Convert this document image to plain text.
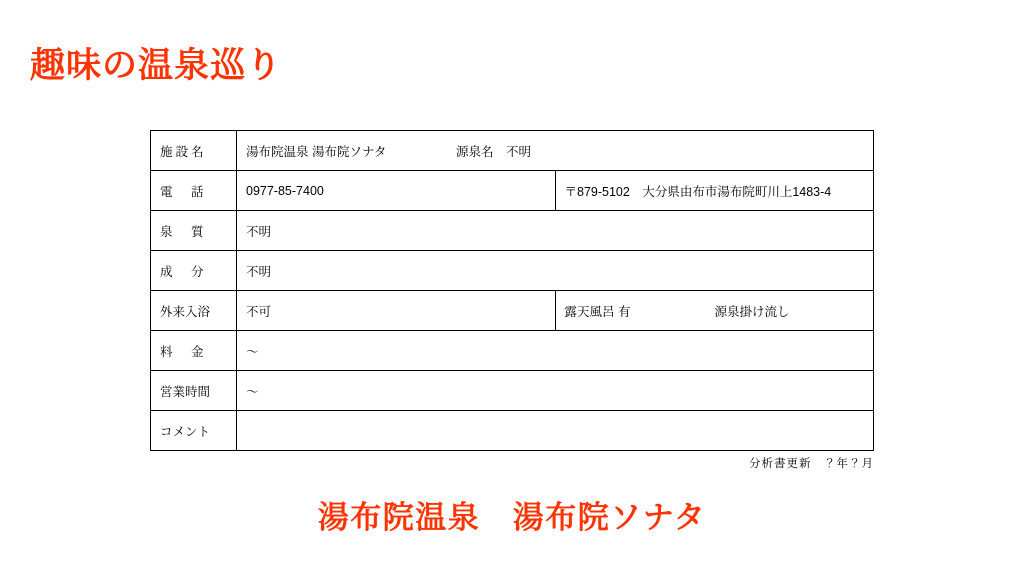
趣味の温泉巡り
施設名	湯布院温泉 湯布院ソナタ 源泉名　不明	

電　話	0977-85-7400	〒879-5102　大分県由布市湯布院町川上1483-4
泉　質	不明	
成　分	不明	
外来入浴	不可	露天風呂 有 源泉掛け流し

料　金	〜	
営業時間	〜	
コメント		
分析書更新　？年？月
湯布院温泉　湯布院ソナタ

◆ Stated task:
Write out all the entries word for word, but skip any images.

◆ Solution to the exercise:
Convert this document image to plain text.
趣味の温泉巡り
施設名	湯布院温泉 湯布院ソナタ 源泉名　不明	

電　話	0977-85-7400	〒879-5102　大分県由布市湯布院町川上1483-4
泉　質	不明	
成　分	不明	
外来入浴	不可	露天風呂 有 源泉掛け流し

料　金	〜	
営業時間	〜	
コメント		
分析書更新　？年？月
湯布院温泉　湯布院ソナタ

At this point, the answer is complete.